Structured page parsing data

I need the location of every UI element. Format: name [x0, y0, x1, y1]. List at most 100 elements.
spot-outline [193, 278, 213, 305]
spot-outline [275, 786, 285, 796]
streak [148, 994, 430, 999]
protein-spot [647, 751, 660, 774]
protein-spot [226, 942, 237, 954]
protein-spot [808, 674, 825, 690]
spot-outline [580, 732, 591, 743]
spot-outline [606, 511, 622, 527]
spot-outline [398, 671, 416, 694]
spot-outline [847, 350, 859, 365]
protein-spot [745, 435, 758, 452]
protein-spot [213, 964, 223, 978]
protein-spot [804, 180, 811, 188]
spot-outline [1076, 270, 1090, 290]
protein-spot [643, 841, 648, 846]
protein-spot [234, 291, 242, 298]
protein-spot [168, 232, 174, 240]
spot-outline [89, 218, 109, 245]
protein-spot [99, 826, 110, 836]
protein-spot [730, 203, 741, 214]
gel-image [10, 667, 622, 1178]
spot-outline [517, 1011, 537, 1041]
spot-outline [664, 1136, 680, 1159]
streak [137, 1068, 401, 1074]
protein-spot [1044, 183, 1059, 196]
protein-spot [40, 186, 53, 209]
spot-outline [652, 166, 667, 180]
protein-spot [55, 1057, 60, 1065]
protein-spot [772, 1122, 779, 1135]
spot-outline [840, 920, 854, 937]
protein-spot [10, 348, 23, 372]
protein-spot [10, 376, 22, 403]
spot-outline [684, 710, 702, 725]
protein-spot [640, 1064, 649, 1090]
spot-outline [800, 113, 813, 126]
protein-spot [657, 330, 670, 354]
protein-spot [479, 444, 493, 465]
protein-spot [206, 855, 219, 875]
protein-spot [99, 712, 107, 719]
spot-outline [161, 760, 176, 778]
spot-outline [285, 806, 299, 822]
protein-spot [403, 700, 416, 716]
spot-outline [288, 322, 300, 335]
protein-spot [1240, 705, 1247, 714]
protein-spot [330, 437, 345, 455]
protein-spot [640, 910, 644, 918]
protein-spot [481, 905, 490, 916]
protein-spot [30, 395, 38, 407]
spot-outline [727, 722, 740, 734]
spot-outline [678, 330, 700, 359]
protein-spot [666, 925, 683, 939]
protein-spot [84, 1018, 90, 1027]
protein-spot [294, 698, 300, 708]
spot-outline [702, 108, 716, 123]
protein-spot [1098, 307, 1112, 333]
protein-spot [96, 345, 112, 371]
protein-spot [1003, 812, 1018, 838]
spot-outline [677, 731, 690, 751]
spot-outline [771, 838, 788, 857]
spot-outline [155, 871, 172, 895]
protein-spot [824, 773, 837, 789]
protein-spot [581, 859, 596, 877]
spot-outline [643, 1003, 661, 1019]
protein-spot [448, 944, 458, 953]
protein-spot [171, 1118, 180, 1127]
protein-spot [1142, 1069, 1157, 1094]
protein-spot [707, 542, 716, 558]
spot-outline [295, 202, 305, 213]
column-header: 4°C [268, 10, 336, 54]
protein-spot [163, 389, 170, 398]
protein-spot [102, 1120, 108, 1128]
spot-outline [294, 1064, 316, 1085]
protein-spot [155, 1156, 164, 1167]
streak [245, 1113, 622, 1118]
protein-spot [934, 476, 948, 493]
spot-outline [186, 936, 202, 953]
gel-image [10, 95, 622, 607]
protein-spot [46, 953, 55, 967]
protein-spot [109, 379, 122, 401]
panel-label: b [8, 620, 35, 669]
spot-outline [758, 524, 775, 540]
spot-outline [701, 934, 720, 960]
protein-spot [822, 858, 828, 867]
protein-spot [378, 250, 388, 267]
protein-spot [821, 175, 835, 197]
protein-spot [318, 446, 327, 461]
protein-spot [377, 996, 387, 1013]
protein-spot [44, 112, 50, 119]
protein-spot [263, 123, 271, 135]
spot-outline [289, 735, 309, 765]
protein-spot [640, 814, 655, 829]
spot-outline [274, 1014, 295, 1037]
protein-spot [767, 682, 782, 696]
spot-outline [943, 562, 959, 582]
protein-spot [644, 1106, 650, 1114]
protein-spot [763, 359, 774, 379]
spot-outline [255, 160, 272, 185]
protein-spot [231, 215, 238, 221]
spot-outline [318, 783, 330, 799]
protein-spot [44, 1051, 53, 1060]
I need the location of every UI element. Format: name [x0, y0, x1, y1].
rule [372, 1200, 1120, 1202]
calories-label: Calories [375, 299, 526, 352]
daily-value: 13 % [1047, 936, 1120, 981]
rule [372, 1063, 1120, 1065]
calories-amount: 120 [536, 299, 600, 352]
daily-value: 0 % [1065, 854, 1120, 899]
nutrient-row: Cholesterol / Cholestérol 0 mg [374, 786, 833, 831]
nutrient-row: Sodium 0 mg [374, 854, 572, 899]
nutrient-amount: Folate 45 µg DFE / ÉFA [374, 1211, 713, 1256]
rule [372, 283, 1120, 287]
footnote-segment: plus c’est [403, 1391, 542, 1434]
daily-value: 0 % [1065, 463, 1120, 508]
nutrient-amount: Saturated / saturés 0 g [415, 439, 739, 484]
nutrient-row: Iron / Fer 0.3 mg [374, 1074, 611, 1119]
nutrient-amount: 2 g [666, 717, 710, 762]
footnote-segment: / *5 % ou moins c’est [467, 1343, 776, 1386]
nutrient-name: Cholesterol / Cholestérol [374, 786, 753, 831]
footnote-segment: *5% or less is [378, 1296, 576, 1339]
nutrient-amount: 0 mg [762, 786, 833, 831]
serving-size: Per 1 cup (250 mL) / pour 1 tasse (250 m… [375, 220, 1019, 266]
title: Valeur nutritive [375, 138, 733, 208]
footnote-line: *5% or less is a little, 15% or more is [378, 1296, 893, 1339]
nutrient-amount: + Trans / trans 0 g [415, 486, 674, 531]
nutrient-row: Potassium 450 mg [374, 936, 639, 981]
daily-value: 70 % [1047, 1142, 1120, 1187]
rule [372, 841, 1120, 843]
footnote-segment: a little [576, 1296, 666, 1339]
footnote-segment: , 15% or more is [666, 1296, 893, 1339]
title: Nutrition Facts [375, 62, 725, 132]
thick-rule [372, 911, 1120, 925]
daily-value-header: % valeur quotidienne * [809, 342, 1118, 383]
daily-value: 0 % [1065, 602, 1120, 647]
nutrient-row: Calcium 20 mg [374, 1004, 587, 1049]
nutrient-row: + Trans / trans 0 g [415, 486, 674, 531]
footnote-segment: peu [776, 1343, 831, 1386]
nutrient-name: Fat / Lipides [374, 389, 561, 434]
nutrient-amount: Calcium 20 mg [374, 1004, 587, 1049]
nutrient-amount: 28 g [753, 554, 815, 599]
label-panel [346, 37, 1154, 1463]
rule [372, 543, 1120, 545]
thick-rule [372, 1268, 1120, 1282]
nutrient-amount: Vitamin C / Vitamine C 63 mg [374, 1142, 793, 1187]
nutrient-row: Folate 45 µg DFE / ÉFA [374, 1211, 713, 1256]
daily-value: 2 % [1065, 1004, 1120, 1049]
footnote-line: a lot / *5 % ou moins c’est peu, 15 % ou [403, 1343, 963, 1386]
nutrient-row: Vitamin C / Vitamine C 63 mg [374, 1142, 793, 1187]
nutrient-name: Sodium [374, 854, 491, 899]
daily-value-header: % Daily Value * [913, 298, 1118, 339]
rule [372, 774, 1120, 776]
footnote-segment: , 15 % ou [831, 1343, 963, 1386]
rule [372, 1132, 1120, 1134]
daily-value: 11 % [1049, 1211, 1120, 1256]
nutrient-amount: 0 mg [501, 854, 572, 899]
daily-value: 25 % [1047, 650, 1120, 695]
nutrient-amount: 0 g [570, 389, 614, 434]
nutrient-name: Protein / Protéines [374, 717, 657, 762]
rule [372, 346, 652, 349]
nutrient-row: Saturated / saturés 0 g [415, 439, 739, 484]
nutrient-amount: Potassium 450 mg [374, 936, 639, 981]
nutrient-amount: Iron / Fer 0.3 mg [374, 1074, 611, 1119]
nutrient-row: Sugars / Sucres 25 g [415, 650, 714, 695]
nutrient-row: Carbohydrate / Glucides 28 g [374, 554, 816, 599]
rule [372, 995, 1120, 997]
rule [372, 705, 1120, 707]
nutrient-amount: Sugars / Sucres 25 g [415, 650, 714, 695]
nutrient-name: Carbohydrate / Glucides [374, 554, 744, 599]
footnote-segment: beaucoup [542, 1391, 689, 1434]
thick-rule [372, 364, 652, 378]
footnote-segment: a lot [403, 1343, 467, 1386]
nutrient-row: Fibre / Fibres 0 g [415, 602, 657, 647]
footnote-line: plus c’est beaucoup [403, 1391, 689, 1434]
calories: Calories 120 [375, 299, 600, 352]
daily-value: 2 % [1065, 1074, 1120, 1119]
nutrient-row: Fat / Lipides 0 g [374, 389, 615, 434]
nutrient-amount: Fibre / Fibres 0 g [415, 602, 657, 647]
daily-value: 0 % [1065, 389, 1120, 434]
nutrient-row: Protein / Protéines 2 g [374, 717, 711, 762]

- [PROBLEM DETAILS] Across the records, count each line that holds the string "Iron". Respond with the number only.

- [FINISHED TASK] 2